● Records supplied:

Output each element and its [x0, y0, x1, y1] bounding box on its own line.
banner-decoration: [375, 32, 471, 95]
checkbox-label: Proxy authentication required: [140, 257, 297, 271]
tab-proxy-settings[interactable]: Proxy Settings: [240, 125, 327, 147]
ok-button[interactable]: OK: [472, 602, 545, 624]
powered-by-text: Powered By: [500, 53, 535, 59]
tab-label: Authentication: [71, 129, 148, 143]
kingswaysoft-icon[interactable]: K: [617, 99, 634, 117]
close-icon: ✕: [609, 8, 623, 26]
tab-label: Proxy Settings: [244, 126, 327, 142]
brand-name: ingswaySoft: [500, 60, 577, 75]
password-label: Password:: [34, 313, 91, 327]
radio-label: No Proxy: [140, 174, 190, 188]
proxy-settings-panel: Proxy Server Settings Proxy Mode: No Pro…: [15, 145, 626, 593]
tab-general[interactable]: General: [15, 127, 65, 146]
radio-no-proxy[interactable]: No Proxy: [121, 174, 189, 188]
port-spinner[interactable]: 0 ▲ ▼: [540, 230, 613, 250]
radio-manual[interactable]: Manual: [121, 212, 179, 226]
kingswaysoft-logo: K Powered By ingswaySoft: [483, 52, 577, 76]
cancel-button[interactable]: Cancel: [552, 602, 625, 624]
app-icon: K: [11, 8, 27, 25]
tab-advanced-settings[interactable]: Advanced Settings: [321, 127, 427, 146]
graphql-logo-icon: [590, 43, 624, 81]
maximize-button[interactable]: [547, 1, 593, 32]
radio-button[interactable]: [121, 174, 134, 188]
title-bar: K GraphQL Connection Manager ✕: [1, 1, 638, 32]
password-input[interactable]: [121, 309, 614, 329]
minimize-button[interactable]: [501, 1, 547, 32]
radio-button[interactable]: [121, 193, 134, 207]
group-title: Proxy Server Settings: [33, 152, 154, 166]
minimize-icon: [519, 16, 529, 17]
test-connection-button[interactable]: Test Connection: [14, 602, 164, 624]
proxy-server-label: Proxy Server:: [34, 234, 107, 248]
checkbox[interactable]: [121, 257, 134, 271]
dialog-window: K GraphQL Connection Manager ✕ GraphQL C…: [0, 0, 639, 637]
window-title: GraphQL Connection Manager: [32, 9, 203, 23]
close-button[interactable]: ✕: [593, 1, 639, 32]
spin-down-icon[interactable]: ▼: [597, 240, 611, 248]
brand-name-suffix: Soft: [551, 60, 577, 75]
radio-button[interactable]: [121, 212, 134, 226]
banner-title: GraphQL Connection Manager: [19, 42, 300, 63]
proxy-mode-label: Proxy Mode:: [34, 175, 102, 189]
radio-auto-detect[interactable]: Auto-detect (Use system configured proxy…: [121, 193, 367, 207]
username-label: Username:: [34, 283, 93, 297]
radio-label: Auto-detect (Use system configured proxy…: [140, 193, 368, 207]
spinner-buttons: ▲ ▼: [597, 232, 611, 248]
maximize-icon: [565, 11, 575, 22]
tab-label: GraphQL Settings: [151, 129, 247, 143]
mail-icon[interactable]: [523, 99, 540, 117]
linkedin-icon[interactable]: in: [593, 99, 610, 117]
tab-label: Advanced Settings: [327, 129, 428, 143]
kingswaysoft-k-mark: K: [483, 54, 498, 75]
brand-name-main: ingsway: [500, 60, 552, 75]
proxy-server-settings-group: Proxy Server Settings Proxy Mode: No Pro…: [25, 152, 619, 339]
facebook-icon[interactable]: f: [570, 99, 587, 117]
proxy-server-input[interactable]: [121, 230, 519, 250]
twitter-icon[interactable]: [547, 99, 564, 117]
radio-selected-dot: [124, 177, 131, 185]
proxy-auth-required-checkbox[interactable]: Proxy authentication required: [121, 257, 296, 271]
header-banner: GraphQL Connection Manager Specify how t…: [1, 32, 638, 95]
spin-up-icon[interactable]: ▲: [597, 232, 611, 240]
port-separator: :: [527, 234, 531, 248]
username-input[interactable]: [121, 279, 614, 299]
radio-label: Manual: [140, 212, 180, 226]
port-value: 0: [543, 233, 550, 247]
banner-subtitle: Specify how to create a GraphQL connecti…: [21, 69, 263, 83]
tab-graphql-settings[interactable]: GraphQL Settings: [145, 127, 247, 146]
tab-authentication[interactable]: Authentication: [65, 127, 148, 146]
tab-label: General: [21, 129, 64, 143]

● Task to complete: Copy the records above word for word, line by line.

● Exercise output:
Output each element and its [x0, y0, x1, y1] bounding box on its own line.
banner-decoration: [375, 32, 471, 95]
checkbox-label: Proxy authentication required: [140, 257, 297, 271]
tab-proxy-settings[interactable]: Proxy Settings: [240, 125, 327, 147]
ok-button[interactable]: OK: [472, 602, 545, 624]
powered-by-text: Powered By: [500, 53, 535, 59]
tab-label: Authentication: [71, 129, 148, 143]
kingswaysoft-icon[interactable]: K: [617, 99, 634, 117]
close-icon: ✕: [609, 8, 623, 26]
tab-label: Proxy Settings: [244, 126, 327, 142]
brand-name: ingswaySoft: [500, 60, 577, 75]
password-label: Password:: [34, 313, 91, 327]
radio-label: No Proxy: [140, 174, 190, 188]
proxy-settings-panel: Proxy Server Settings Proxy Mode: No Pro…: [15, 145, 626, 593]
tab-general[interactable]: General: [15, 127, 65, 146]
radio-no-proxy[interactable]: No Proxy: [121, 174, 189, 188]
port-spinner[interactable]: 0 ▲ ▼: [540, 230, 613, 250]
radio-manual[interactable]: Manual: [121, 212, 179, 226]
kingswaysoft-logo: K Powered By ingswaySoft: [483, 52, 577, 76]
cancel-button[interactable]: Cancel: [552, 602, 625, 624]
app-icon: K: [11, 8, 27, 25]
tab-advanced-settings[interactable]: Advanced Settings: [321, 127, 427, 146]
graphql-logo-icon: [590, 43, 624, 81]
maximize-button[interactable]: [547, 1, 593, 32]
radio-button[interactable]: [121, 174, 134, 188]
title-bar: K GraphQL Connection Manager ✕: [1, 1, 638, 32]
password-input[interactable]: [121, 309, 614, 329]
minimize-button[interactable]: [501, 1, 547, 32]
radio-button[interactable]: [121, 193, 134, 207]
group-title: Proxy Server Settings: [33, 152, 154, 166]
minimize-icon: [519, 16, 529, 17]
test-connection-button[interactable]: Test Connection: [14, 602, 164, 624]
proxy-server-label: Proxy Server:: [34, 234, 107, 248]
checkbox[interactable]: [121, 257, 134, 271]
dialog-window: K GraphQL Connection Manager ✕ GraphQL C…: [0, 0, 639, 637]
window-title: GraphQL Connection Manager: [32, 9, 203, 23]
close-button[interactable]: ✕: [593, 1, 639, 32]
spin-down-icon[interactable]: ▼: [597, 240, 611, 248]
brand-name-suffix: Soft: [551, 60, 577, 75]
radio-button[interactable]: [121, 212, 134, 226]
banner-title: GraphQL Connection Manager: [19, 42, 300, 63]
proxy-mode-label: Proxy Mode:: [34, 175, 102, 189]
radio-auto-detect[interactable]: Auto-detect (Use system configured proxy…: [121, 193, 367, 207]
username-label: Username:: [34, 283, 93, 297]
radio-label: Auto-detect (Use system configured proxy…: [140, 193, 368, 207]
spinner-buttons: ▲ ▼: [597, 232, 611, 248]
maximize-icon: [565, 11, 575, 22]
tab-label: GraphQL Settings: [151, 129, 247, 143]
mail-icon[interactable]: [523, 99, 540, 117]
linkedin-icon[interactable]: in: [593, 99, 610, 117]
tab-label: Advanced Settings: [327, 129, 428, 143]
kingswaysoft-k-mark: K: [483, 54, 498, 75]
brand-name-main: ingsway: [500, 60, 552, 75]
proxy-server-settings-group: Proxy Server Settings Proxy Mode: No Pro…: [25, 152, 619, 339]
facebook-icon[interactable]: f: [570, 99, 587, 117]
proxy-server-input[interactable]: [121, 230, 519, 250]
twitter-icon[interactable]: [547, 99, 564, 117]
radio-selected-dot: [124, 177, 131, 185]
proxy-auth-required-checkbox[interactable]: Proxy authentication required: [121, 257, 296, 271]
header-banner: GraphQL Connection Manager Specify how t…: [1, 32, 638, 95]
spin-up-icon[interactable]: ▲: [597, 232, 611, 240]
port-separator: :: [527, 234, 531, 248]
username-input[interactable]: [121, 279, 614, 299]
radio-label: Manual: [140, 212, 180, 226]
port-value: 0: [543, 233, 550, 247]
banner-subtitle: Specify how to create a GraphQL connecti…: [21, 69, 263, 83]
tab-graphql-settings[interactable]: GraphQL Settings: [145, 127, 247, 146]
tab-authentication[interactable]: Authentication: [65, 127, 148, 146]
tab-label: General: [21, 129, 64, 143]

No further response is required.